GIVEN INSTRUCTION: Find every line with the word "type". Copy those lines.

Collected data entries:

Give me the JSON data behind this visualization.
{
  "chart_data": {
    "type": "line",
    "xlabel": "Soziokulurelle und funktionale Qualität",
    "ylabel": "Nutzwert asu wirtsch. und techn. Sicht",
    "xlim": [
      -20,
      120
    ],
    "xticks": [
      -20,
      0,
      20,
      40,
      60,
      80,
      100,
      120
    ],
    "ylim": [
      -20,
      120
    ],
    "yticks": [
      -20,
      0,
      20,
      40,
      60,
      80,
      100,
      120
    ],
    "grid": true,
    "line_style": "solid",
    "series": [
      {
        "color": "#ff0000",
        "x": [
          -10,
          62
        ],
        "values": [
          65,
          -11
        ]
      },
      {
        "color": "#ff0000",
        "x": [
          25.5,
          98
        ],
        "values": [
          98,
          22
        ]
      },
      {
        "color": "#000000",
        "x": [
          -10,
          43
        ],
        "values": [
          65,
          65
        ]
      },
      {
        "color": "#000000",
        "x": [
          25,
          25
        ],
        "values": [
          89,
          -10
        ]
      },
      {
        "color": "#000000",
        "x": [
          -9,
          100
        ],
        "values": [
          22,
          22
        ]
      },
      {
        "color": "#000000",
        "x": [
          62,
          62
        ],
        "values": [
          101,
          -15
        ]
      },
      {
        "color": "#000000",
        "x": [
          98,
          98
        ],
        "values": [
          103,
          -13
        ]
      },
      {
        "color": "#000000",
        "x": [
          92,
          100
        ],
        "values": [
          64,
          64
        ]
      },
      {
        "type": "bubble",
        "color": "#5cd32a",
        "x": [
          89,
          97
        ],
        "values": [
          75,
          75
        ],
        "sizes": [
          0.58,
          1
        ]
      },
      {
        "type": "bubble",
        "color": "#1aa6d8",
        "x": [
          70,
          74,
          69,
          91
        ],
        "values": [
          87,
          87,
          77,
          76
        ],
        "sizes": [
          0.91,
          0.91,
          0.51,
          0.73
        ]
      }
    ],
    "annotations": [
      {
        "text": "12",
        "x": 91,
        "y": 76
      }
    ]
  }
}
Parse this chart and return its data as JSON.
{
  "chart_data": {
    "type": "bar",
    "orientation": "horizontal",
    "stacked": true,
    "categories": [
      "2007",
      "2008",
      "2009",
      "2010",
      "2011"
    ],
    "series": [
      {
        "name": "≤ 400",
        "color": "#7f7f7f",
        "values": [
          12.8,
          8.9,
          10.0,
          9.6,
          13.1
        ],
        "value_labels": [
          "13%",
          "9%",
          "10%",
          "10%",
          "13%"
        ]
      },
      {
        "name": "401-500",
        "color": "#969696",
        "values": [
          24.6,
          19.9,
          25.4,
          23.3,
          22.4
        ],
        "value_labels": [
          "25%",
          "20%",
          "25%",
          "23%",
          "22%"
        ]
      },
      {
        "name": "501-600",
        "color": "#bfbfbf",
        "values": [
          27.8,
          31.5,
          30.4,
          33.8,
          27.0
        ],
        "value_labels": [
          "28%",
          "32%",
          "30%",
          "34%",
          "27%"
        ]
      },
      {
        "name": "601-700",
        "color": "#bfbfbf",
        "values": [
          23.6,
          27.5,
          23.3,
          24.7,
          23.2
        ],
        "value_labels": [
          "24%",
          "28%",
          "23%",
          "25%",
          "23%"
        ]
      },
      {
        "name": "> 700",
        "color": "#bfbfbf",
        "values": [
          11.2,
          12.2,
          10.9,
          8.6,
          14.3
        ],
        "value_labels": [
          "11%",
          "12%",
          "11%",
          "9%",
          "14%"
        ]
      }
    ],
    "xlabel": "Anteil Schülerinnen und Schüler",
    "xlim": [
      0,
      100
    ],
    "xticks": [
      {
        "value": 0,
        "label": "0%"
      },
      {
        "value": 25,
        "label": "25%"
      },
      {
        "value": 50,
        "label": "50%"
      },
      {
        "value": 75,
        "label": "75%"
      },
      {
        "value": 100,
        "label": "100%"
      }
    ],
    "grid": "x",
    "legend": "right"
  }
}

COMPLETED EXERCISE:
    "type": "line",
        "type": "bubble",
        "type": "bubble",
    "type": "bar",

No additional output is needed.